Repeat the records below exactly, leaving out any pictures.
-- START OF DATA SUPPLIED --
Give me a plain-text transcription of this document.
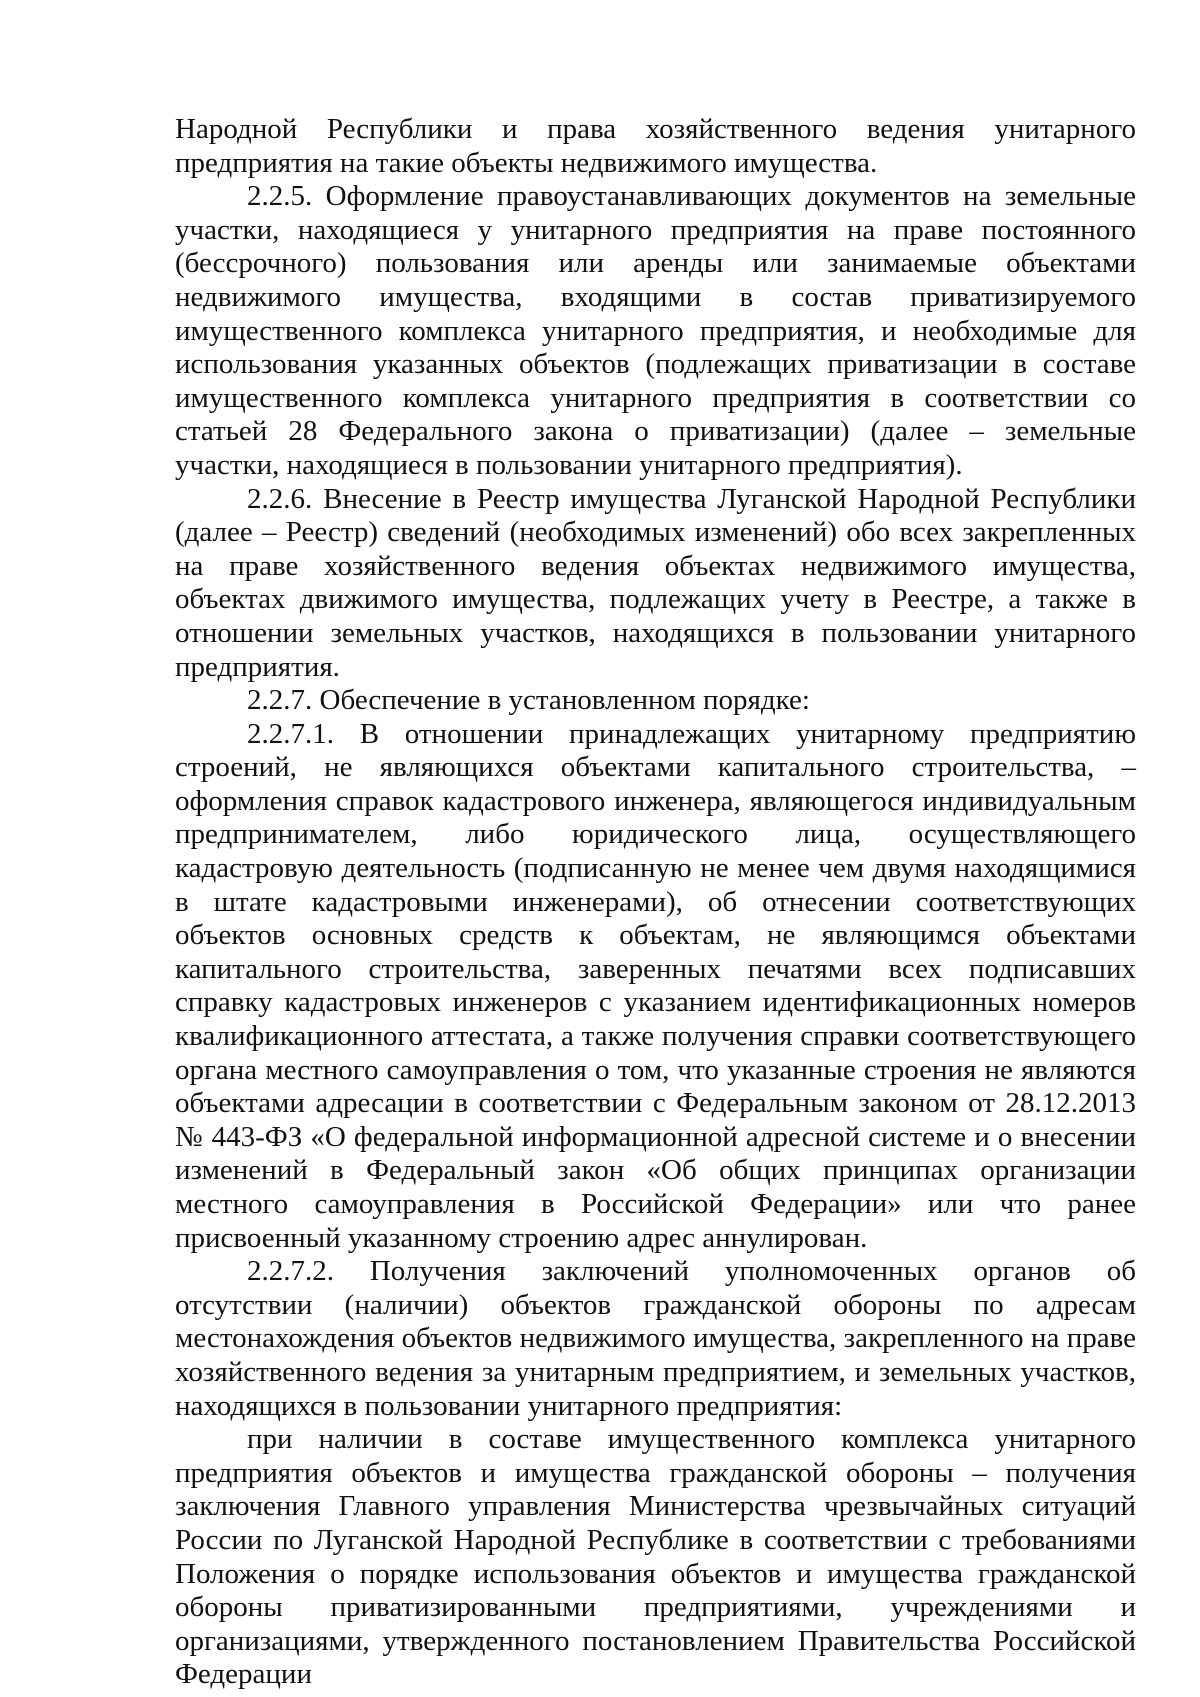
Народной Республики и права хозяйственного ведения унитарного предприятия на такие объекты недвижимого имущества.

2.2.5. Оформление правоустанавливающих документов на земельные участки, находящиеся у унитарного предприятия на праве постоянного (бессрочного) пользования или аренды или занимаемые объектами недвижимого имущества, входящими в состав приватизируемого имущественного комплекса унитарного предприятия, и необходимые для использования указанных объектов (подлежащих приватизации в составе имущественного комплекса унитарного предприятия в соответствии со статьей 28 Федерального закона о приватизации) (далее – земельные участки, находящиеся в пользовании унитарного предприятия).

2.2.6. Внесение в Реестр имущества Луганской Народной Республики (далее – Реестр) сведений (необходимых изменений) обо всех закрепленных на праве хозяйственного ведения объектах недвижимого имущества, объектах движимого имущества, подлежащих учету в Реестре, а также в отношении земельных участков, находящихся в пользовании унитарного предприятия.

2.2.7. Обеспечение в установленном порядке:

2.2.7.1. В отношении принадлежащих унитарному предприятию строений, не являющихся объектами капитального строительства, – оформления справок кадастрового инженера, являющегося индивидуальным предпринимателем, либо юридического лица, осуществляющего кадастровую деятельность (подписанную не менее чем двумя находящимися в штате кадастровыми инженерами), об отнесении соответствующих объектов основных средств к объектам, не являющимся объектами капитального строительства, заверенных печатями всех подписавших справку кадастровых инженеров с указанием идентификационных номеров квалификационного аттестата, а также получения справки соответствующего органа местного самоуправления о том, что указанные строения не являются объектами адресации в соответствии с Федеральным законом от 28.12.2013 № 443-ФЗ «О федеральной информационной адресной системе и о внесении изменений в Федеральный закон «Об общих принципах организации местного самоуправления в Российской Федерации» или что ранее присвоенный указанному строению адрес аннулирован.

2.2.7.2. Получения заключений уполномоченных органов об отсутствии (наличии) объектов гражданской обороны по адресам местонахождения объектов недвижимого имущества, закрепленного на праве хозяйственного ведения за унитарным предприятием, и земельных участков, находящихся в пользовании унитарного предприятия:

при наличии в составе имущественного комплекса унитарного предприятия объектов и имущества гражданской обороны – получения заключения Главного управления Министерства чрезвычайных ситуаций России по Луганской Народной Республике в соответствии с требованиями Положения о порядке использования объектов и имущества гражданской обороны приватизированными предприятиями, учреждениями и организациями, утвержденного постановлением Правительства Российской Федерации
-- END OF DATA SUPPLIED --
OUTPUT FOR THIS EXERCISE:
Give me a plain-text transcription of this document.
Народной Республики и права хозяйственного ведения унитарного предприятия на такие объекты недвижимого имущества.

2.2.5. Оформление правоустанавливающих документов на земельные участки, находящиеся у унитарного предприятия на праве постоянного (бессрочного) пользования или аренды или занимаемые объектами недвижимого имущества, входящими в состав приватизируемого имущественного комплекса унитарного предприятия, и необходимые для использования указанных объектов (подлежащих приватизации в составе имущественного комплекса унитарного предприятия в соответствии со статьей 28 Федерального закона о приватизации) (далее – земельные участки, находящиеся в пользовании унитарного предприятия).

2.2.6. Внесение в Реестр имущества Луганской Народной Республики (далее – Реестр) сведений (необходимых изменений) обо всех закрепленных на праве хозяйственного ведения объектах недвижимого имущества, объектах движимого имущества, подлежащих учету в Реестре, а также в отношении земельных участков, находящихся в пользовании унитарного предприятия.

2.2.7. Обеспечение в установленном порядке:

2.2.7.1. В отношении принадлежащих унитарному предприятию строений, не являющихся объектами капитального строительства, – оформления справок кадастрового инженера, являющегося индивидуальным предпринимателем, либо юридического лица, осуществляющего кадастровую деятельность (подписанную не менее чем двумя находящимися в штате кадастровыми инженерами), об отнесении соответствующих объектов основных средств к объектам, не являющимся объектами капитального строительства, заверенных печатями всех подписавших справку кадастровых инженеров с указанием идентификационных номеров квалификационного аттестата, а также получения справки соответствующего органа местного самоуправления о том, что указанные строения не являются объектами адресации в соответствии с Федеральным законом от 28.12.2013 № 443-ФЗ «О федеральной информационной адресной системе и о внесении изменений в Федеральный закон «Об общих принципах организации местного самоуправления в Российской Федерации» или что ранее присвоенный указанному строению адрес аннулирован.

2.2.7.2. Получения заключений уполномоченных органов об отсутствии (наличии) объектов гражданской обороны по адресам местонахождения объектов недвижимого имущества, закрепленного на праве хозяйственного ведения за унитарным предприятием, и земельных участков, находящихся в пользовании унитарного предприятия:

при наличии в составе имущественного комплекса унитарного предприятия объектов и имущества гражданской обороны – получения заключения Главного управления Министерства чрезвычайных ситуаций России по Луганской Народной Республике в соответствии с требованиями Положения о порядке использования объектов и имущества гражданской обороны приватизированными предприятиями, учреждениями и организациями, утвержденного постановлением Правительства Российской Федерации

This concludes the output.